Set exercise – Reproduce, word for word, the stretch of the regridding and streaming documentation from "Reset the state" through "by the constructor.".
━━ Excerpt provided
Please notice that we cannot use src_grid_path because we might have applied fixer or data model
- regrid(data)
Actual regridding core function. Regrid the dataset or dataarray using common gridtypes Firstly, expand the dimensions of the dataset to include the vertical dimensions if necessary. Then, group variables that share the same dimensions. Finally, apply regridding on the different vertical coordinates, including 2d and 2dm.
- Parameters:
data (xarray.Dataset, xarray.DataArray) – The dataset to be regridded.
- weights(tgt_grid_name, regrid_method=None, nproc=1, rebuild=False, reader_kwargs=None, initialize=True)
Load or generate regridding weights by calling smmregrid
- Parameters:
tgt_grid_name (str) – The destination grid name.
regrid_method (str) – The regrid method.
nproc (int) – The number of processors to use.
rebuild (bool) – If True, rebuild the weights.
reader_kwargs (dict) – The reader kwargs for filename definition, including info on model, exp, source, etc.
initialize (bool) – If True, initialize the regridders with the loaded weights.
- Returns:
The weights dictionary for each vertical coordinate.
- Return type:
dict
- class aqua.Streaming(aggregation='S', startdate=None, enddate=None, loglevel=None)
Bases:
objectStreaming class to be used in Reader and elsewhere
The Streaming constructor. The streamer is used to stream data by either a specific time interval or by a specific number of samples. If the unit parameter is specified, the data is streamed by the specified unit and stream_step (e.g. 1 month). If the unit parameter is not specified, the data is streamed by stream_step steps of the original time resolution of input data.
If the stream function is called a second time, it will return the subsequent chunk of data in the sequence. The function keeps track of the state of the streaming process through the use of an internal counter. This allows the user to stream through the entire dataset in multiple calls to the function, retrieving consecutive chunks of data each time.
If startdate is not specified, the method will use the first date in the dataset.
- Parameters:
startdate (str) – the starting date for streaming the data (e.g. ‘2020-02-25’) (None)
enddate (str) – the ending date for streaming the data (e.g. ‘2021-01-01’) (None)
aggregation (str) – the streaming frequency in pandas style (1M, 7D etc.)
loglevel (string) – Level of logging according to logging module (default: log_level_default of loglevel())
- Returns:
A Streaming class object.
- reset()
Reset the state of the streaming process. This means that if the stream function is called again after calling reset_stream, it will start streaming the input data from the beginning.
- stream(data, startdate=None, enddate=None, aggregation=None, timechunks=None, reset=False)
Stream a chunk of a dataset using startdate, enddate and aggregation defined by the constructor.
- Parameters:
data (xr.Dataset) – the input xarray.Dataset
startdate (str) – the starting date for streaming the data (e.g. ‘2020-02-25’) (None)
━━━━
━━ Stored records
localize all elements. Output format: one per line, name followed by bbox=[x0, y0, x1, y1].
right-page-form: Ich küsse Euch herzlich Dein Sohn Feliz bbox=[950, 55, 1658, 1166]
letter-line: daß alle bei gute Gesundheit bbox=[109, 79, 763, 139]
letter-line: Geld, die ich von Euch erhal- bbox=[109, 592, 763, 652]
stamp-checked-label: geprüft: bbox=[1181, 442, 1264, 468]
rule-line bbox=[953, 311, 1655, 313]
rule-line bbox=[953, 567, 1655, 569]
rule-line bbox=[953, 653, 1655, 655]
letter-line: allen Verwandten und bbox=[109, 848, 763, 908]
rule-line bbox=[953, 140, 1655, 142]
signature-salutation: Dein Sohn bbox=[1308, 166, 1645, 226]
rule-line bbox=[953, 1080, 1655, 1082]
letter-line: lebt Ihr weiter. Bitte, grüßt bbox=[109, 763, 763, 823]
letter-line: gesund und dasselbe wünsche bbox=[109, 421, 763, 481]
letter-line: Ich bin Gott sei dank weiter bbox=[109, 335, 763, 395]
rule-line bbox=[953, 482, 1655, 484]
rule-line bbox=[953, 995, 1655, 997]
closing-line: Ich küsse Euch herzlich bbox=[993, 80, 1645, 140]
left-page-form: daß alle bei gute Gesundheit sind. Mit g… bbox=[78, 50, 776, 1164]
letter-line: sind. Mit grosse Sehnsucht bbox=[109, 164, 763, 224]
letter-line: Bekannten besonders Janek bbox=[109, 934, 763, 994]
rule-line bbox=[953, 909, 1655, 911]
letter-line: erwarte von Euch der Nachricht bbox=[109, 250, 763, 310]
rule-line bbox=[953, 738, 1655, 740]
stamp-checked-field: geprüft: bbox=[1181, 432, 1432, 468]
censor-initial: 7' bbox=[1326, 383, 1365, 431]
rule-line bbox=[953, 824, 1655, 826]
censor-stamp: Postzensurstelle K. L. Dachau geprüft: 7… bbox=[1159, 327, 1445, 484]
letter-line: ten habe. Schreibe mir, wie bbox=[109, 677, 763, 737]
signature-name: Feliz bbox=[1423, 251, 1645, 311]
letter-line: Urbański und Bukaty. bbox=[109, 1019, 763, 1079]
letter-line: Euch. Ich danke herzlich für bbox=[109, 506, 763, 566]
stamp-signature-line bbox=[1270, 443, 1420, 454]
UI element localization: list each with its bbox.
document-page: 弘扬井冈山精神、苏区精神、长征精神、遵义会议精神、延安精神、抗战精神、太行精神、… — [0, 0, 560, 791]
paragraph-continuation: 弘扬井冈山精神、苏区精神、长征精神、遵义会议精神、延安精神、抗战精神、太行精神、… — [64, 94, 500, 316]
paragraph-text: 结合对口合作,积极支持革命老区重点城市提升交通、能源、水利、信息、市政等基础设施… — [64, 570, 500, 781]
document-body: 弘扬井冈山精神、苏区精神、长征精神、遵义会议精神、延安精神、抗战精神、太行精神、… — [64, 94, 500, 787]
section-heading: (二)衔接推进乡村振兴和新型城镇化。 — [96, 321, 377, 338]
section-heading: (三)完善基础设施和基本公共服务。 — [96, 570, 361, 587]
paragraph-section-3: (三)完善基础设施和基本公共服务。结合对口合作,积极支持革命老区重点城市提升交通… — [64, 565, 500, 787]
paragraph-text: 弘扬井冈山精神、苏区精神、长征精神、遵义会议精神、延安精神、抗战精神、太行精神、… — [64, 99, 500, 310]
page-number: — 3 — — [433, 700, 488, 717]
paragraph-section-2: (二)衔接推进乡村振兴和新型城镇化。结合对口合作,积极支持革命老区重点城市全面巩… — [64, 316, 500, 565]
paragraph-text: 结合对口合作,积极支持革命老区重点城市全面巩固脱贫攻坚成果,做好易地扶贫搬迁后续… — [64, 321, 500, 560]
━━━━
Written answer –
Reset the state of the streaming process. This means that if the stream function is called again after calling reset_stream, it will start streaming the input data from the beginning.
- stream(data, startdate=None, enddate=None, aggregation=None, timechunks=None, reset=False)
Stream a chunk of a dataset using startdate, enddate and aggregation defined by the constructor.